* _Goal_: Emit the data below verbatim, stripping out any pictures.

* _Extracted data entries_:
^^^^^^^^

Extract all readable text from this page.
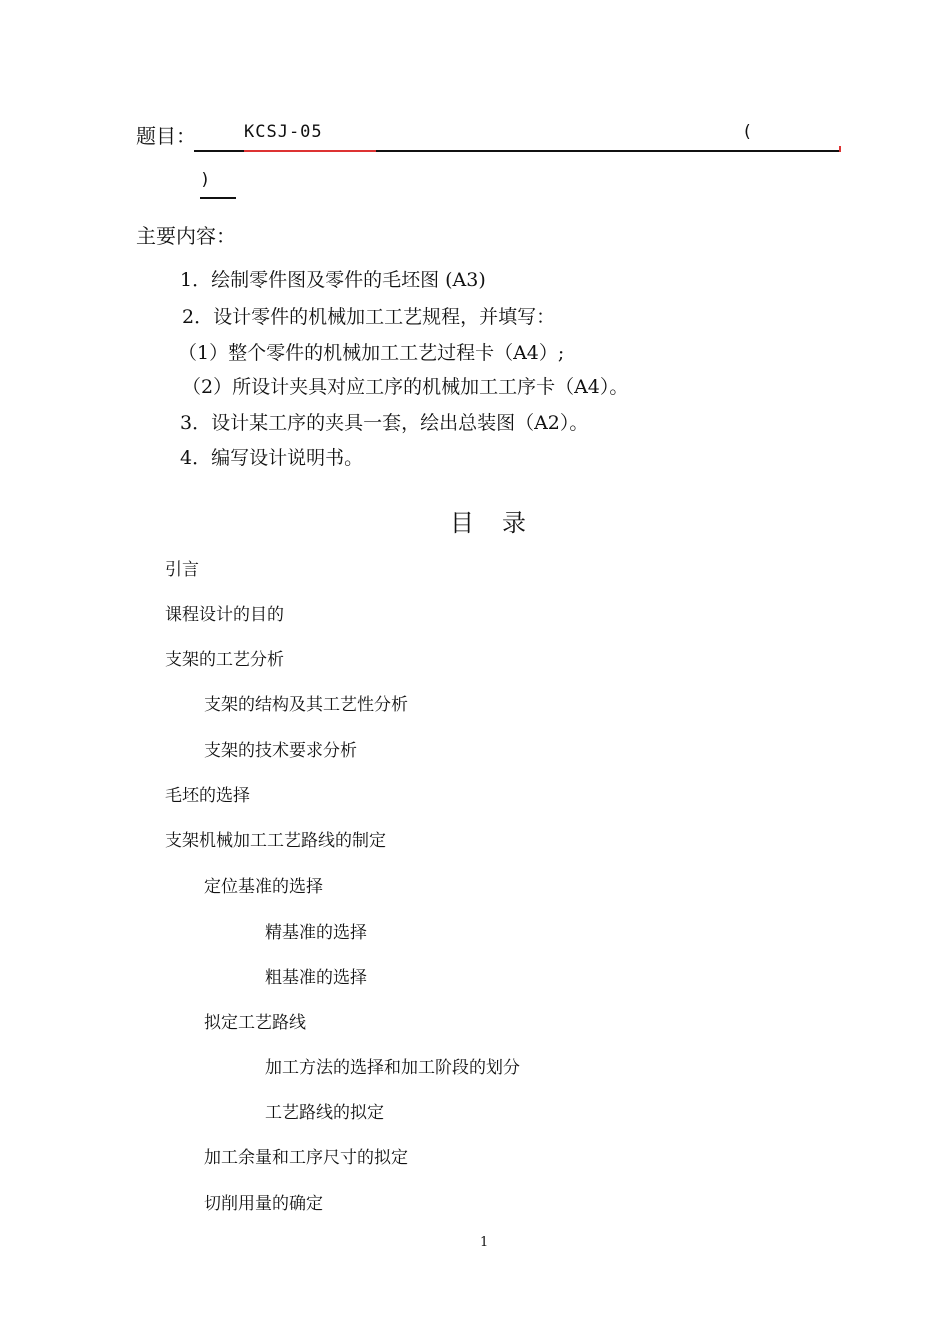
题目：	KCSJ-05	(
)
主要内容：
1．绘制零件图及零件的毛坯图 (A3)
2．设计零件的机械加工工艺规程，并填写：
（1）整个零件的机械加工工艺过程卡（A4）;
（2）所设计夹具对应工序的机械加工工序卡（A4）。
3．设计某工序的夹具一套，绘出总装图（A2）。
4．编写设计说明书。
目录
引言
课程设计的目的
支架的工艺分析
支架的结构及其工艺性分析
支架的技术要求分析
毛坯的选择
支架机械加工工艺路线的制定
定位基准的选择
精基准的选择
粗基准的选择
拟定工艺路线
加工方法的选择和加工阶段的划分
工艺路线的拟定
加工余量和工序尺寸的拟定
切削用量的确定
1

^^^^^^^^

* _Result of this task_:
Extract all readable text from this page.
题目：	KCSJ-05	(
)
主要内容：
1．绘制零件图及零件的毛坯图 (A3)
2．设计零件的机械加工工艺规程，并填写：
（1）整个零件的机械加工工艺过程卡（A4）;
（2）所设计夹具对应工序的机械加工工序卡（A4）。
3．设计某工序的夹具一套，绘出总装图（A2）。
4．编写设计说明书。
目录
引言
课程设计的目的
支架的工艺分析
支架的结构及其工艺性分析
支架的技术要求分析
毛坯的选择
支架机械加工工艺路线的制定
定位基准的选择
精基准的选择
粗基准的选择
拟定工艺路线
加工方法的选择和加工阶段的划分
工艺路线的拟定
加工余量和工序尺寸的拟定
切削用量的确定
1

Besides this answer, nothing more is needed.